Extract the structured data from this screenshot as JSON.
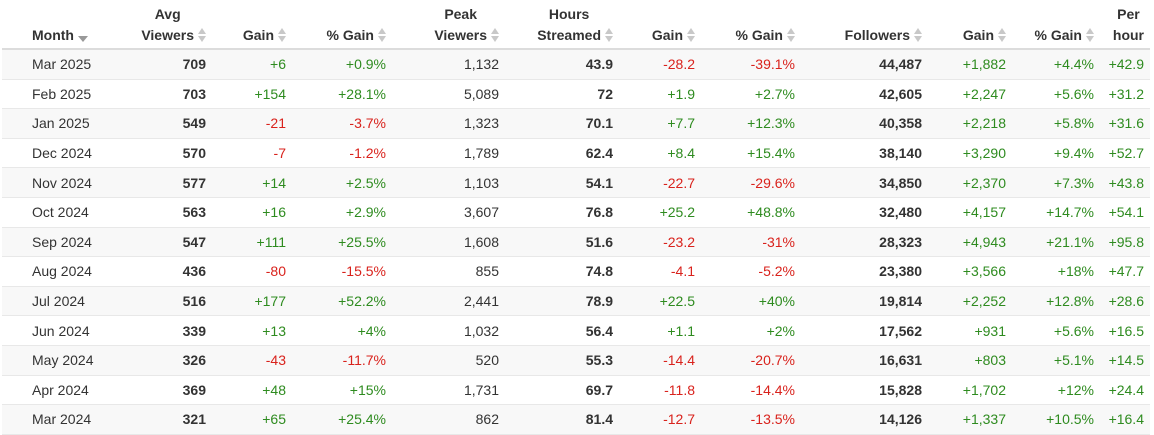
{
  "colors": {
    "positive": "#2e8b1f",
    "negative": "#d9221c",
    "text": "#333333",
    "stripe": "#f8f8f8"
  },
  "headers": {
    "month": "Month",
    "avg_viewers": [
      "Avg",
      "Viewers"
    ],
    "gain1": "Gain",
    "pct_gain1": "% Gain",
    "peak_viewers": [
      "Peak",
      "Viewers"
    ],
    "hours_streamed": [
      "Hours",
      "Streamed"
    ],
    "gain2": "Gain",
    "pct_gain2": "% Gain",
    "followers": "Followers",
    "gain3": "Gain",
    "pct_gain3": "% Gain",
    "per_hour": [
      "Per",
      "hour"
    ]
  },
  "rows": [
    {
      "month": "Mar 2025",
      "avg": "709",
      "g1": "+6",
      "pg1": "+0.9%",
      "peak": "1,132",
      "hours": "43.9",
      "g2": "-28.2",
      "pg2": "-39.1%",
      "followers": "44,487",
      "g3": "+1,882",
      "pg3": "+4.4%",
      "ph": "+42.9"
    },
    {
      "month": "Feb 2025",
      "avg": "703",
      "g1": "+154",
      "pg1": "+28.1%",
      "peak": "5,089",
      "hours": "72",
      "g2": "+1.9",
      "pg2": "+2.7%",
      "followers": "42,605",
      "g3": "+2,247",
      "pg3": "+5.6%",
      "ph": "+31.2"
    },
    {
      "month": "Jan 2025",
      "avg": "549",
      "g1": "-21",
      "pg1": "-3.7%",
      "peak": "1,323",
      "hours": "70.1",
      "g2": "+7.7",
      "pg2": "+12.3%",
      "followers": "40,358",
      "g3": "+2,218",
      "pg3": "+5.8%",
      "ph": "+31.6"
    },
    {
      "month": "Dec 2024",
      "avg": "570",
      "g1": "-7",
      "pg1": "-1.2%",
      "peak": "1,789",
      "hours": "62.4",
      "g2": "+8.4",
      "pg2": "+15.4%",
      "followers": "38,140",
      "g3": "+3,290",
      "pg3": "+9.4%",
      "ph": "+52.7"
    },
    {
      "month": "Nov 2024",
      "avg": "577",
      "g1": "+14",
      "pg1": "+2.5%",
      "peak": "1,103",
      "hours": "54.1",
      "g2": "-22.7",
      "pg2": "-29.6%",
      "followers": "34,850",
      "g3": "+2,370",
      "pg3": "+7.3%",
      "ph": "+43.8"
    },
    {
      "month": "Oct 2024",
      "avg": "563",
      "g1": "+16",
      "pg1": "+2.9%",
      "peak": "3,607",
      "hours": "76.8",
      "g2": "+25.2",
      "pg2": "+48.8%",
      "followers": "32,480",
      "g3": "+4,157",
      "pg3": "+14.7%",
      "ph": "+54.1"
    },
    {
      "month": "Sep 2024",
      "avg": "547",
      "g1": "+111",
      "pg1": "+25.5%",
      "peak": "1,608",
      "hours": "51.6",
      "g2": "-23.2",
      "pg2": "-31%",
      "followers": "28,323",
      "g3": "+4,943",
      "pg3": "+21.1%",
      "ph": "+95.8"
    },
    {
      "month": "Aug 2024",
      "avg": "436",
      "g1": "-80",
      "pg1": "-15.5%",
      "peak": "855",
      "hours": "74.8",
      "g2": "-4.1",
      "pg2": "-5.2%",
      "followers": "23,380",
      "g3": "+3,566",
      "pg3": "+18%",
      "ph": "+47.7"
    },
    {
      "month": "Jul 2024",
      "avg": "516",
      "g1": "+177",
      "pg1": "+52.2%",
      "peak": "2,441",
      "hours": "78.9",
      "g2": "+22.5",
      "pg2": "+40%",
      "followers": "19,814",
      "g3": "+2,252",
      "pg3": "+12.8%",
      "ph": "+28.6"
    },
    {
      "month": "Jun 2024",
      "avg": "339",
      "g1": "+13",
      "pg1": "+4%",
      "peak": "1,032",
      "hours": "56.4",
      "g2": "+1.1",
      "pg2": "+2%",
      "followers": "17,562",
      "g3": "+931",
      "pg3": "+5.6%",
      "ph": "+16.5"
    },
    {
      "month": "May 2024",
      "avg": "326",
      "g1": "-43",
      "pg1": "-11.7%",
      "peak": "520",
      "hours": "55.3",
      "g2": "-14.4",
      "pg2": "-20.7%",
      "followers": "16,631",
      "g3": "+803",
      "pg3": "+5.1%",
      "ph": "+14.5"
    },
    {
      "month": "Apr 2024",
      "avg": "369",
      "g1": "+48",
      "pg1": "+15%",
      "peak": "1,731",
      "hours": "69.7",
      "g2": "-11.8",
      "pg2": "-14.4%",
      "followers": "15,828",
      "g3": "+1,702",
      "pg3": "+12%",
      "ph": "+24.4"
    },
    {
      "month": "Mar 2024",
      "avg": "321",
      "g1": "+65",
      "pg1": "+25.4%",
      "peak": "862",
      "hours": "81.4",
      "g2": "-12.7",
      "pg2": "-13.5%",
      "followers": "14,126",
      "g3": "+1,337",
      "pg3": "+10.5%",
      "ph": "+16.4"
    }
  ]
}
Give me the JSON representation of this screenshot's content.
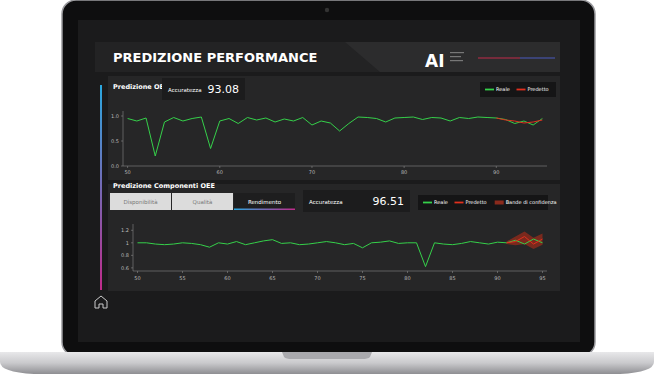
{
  "page": {
    "title": "PREDIZIONE PERFORMANCE",
    "logo": "AI"
  },
  "chart_data": [
    {
      "type": "line",
      "title": "Predizione OEE",
      "accuracy": {
        "label": "Accuratezza",
        "value": 93.08
      },
      "x": [
        50,
        51,
        52,
        53,
        54,
        55,
        56,
        57,
        58,
        59,
        60,
        61,
        62,
        63,
        64,
        65,
        66,
        67,
        68,
        69,
        70,
        71,
        72,
        73,
        74,
        75,
        76,
        77,
        78,
        79,
        80,
        81,
        82,
        83,
        84,
        85,
        86,
        87,
        88,
        89,
        90,
        91,
        92,
        93,
        94,
        95
      ],
      "xlim": [
        49.5,
        95.5
      ],
      "xticks": [
        50,
        60,
        70,
        80,
        90
      ],
      "ylim": [
        0,
        1.1
      ],
      "yticks": [
        {
          "value": 0,
          "label": "0.0"
        },
        {
          "value": 0.5,
          "label": "0.5"
        },
        {
          "value": 1,
          "label": "1.0"
        }
      ],
      "legend": "upper right",
      "series": [
        {
          "name": "Reale",
          "color": "#35d04a",
          "values": [
            0.95,
            0.9,
            0.96,
            0.2,
            0.88,
            0.97,
            0.9,
            0.95,
            0.98,
            0.35,
            0.9,
            0.95,
            0.85,
            0.97,
            0.92,
            0.96,
            0.88,
            0.94,
            0.9,
            0.97,
            0.82,
            0.9,
            0.86,
            0.7,
            0.85,
            0.98,
            0.97,
            0.95,
            0.88,
            0.96,
            0.97,
            0.98,
            0.93,
            0.97,
            0.96,
            0.9,
            0.97,
            0.95,
            0.98,
            0.97,
            0.96,
            0.93,
            0.85,
            0.9,
            0.82,
            0.95
          ]
        },
        {
          "name": "Predetto",
          "color": "#e0301e",
          "values": [
            null,
            null,
            null,
            null,
            null,
            null,
            null,
            null,
            null,
            null,
            null,
            null,
            null,
            null,
            null,
            null,
            null,
            null,
            null,
            null,
            null,
            null,
            null,
            null,
            null,
            null,
            null,
            null,
            null,
            null,
            null,
            null,
            null,
            null,
            null,
            null,
            null,
            null,
            null,
            null,
            0.96,
            0.92,
            0.9,
            0.86,
            0.88,
            0.92
          ]
        }
      ]
    },
    {
      "type": "line",
      "title": "Predizione Componenti OEE",
      "tabs": [
        "Disponibilità",
        "Qualità",
        "Rendimento"
      ],
      "accuracy": {
        "label": "Accuratezza",
        "value": 96.51
      },
      "x": [
        50,
        51,
        52,
        53,
        54,
        55,
        56,
        57,
        58,
        59,
        60,
        61,
        62,
        63,
        64,
        65,
        66,
        67,
        68,
        69,
        70,
        71,
        72,
        73,
        74,
        75,
        76,
        77,
        78,
        79,
        80,
        81,
        82,
        83,
        84,
        85,
        86,
        87,
        88,
        89,
        90,
        91,
        92,
        93,
        94,
        95
      ],
      "xlim": [
        49.5,
        95.5
      ],
      "xticks": [
        50,
        55,
        60,
        65,
        70,
        75,
        80,
        85,
        90,
        95
      ],
      "ylim": [
        0.55,
        1.3
      ],
      "yticks": [
        0.6,
        0.8,
        1,
        1.2
      ],
      "legend": "upper right",
      "series": [
        {
          "name": "Reale",
          "color": "#35d04a",
          "values": [
            1.0,
            1.0,
            0.98,
            0.97,
            0.98,
            1.0,
            0.99,
            0.97,
            0.93,
            1.0,
            0.98,
            1.02,
            0.97,
            1.0,
            1.03,
            1.05,
            0.99,
            1.0,
            0.97,
            0.98,
            1.0,
            1.02,
            1.0,
            0.97,
            0.99,
            0.92,
            1.0,
            1.01,
            1.03,
            0.99,
            1.0,
            1.0,
            0.62,
            1.0,
            0.98,
            0.97,
            0.99,
            1.02,
            1.0,
            0.98,
            1.01,
            1.0,
            1.04,
            0.98,
            1.06,
            1.0
          ]
        },
        {
          "name": "Predetto",
          "color": "#e0301e",
          "values": [
            null,
            null,
            null,
            null,
            null,
            null,
            null,
            null,
            null,
            null,
            null,
            null,
            null,
            null,
            null,
            null,
            null,
            null,
            null,
            null,
            null,
            null,
            null,
            null,
            null,
            null,
            null,
            null,
            null,
            null,
            null,
            null,
            null,
            null,
            null,
            null,
            null,
            null,
            null,
            null,
            null,
            1.0,
            1.02,
            1.1,
            0.98,
            1.06
          ]
        },
        {
          "name": "Bande di confidenza",
          "type": "area",
          "color": "#8a2a1c",
          "lower": [
            null,
            null,
            null,
            null,
            null,
            null,
            null,
            null,
            null,
            null,
            null,
            null,
            null,
            null,
            null,
            null,
            null,
            null,
            null,
            null,
            null,
            null,
            null,
            null,
            null,
            null,
            null,
            null,
            null,
            null,
            null,
            null,
            null,
            null,
            null,
            null,
            null,
            null,
            null,
            null,
            null,
            0.98,
            0.96,
            0.98,
            0.9,
            0.97
          ],
          "upper": [
            null,
            null,
            null,
            null,
            null,
            null,
            null,
            null,
            null,
            null,
            null,
            null,
            null,
            null,
            null,
            null,
            null,
            null,
            null,
            null,
            null,
            null,
            null,
            null,
            null,
            null,
            null,
            null,
            null,
            null,
            null,
            null,
            null,
            null,
            null,
            null,
            null,
            null,
            null,
            null,
            null,
            1.02,
            1.1,
            1.18,
            1.08,
            1.15
          ]
        }
      ]
    }
  ]
}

——

# SET PROBLEM
Read the entries and pick out all lines that include the word "JSON".

# EXERCISE RESPONSE
Extract the structured data from this screenshot as JSON.
Give me the JSON representation of this screenshot's content.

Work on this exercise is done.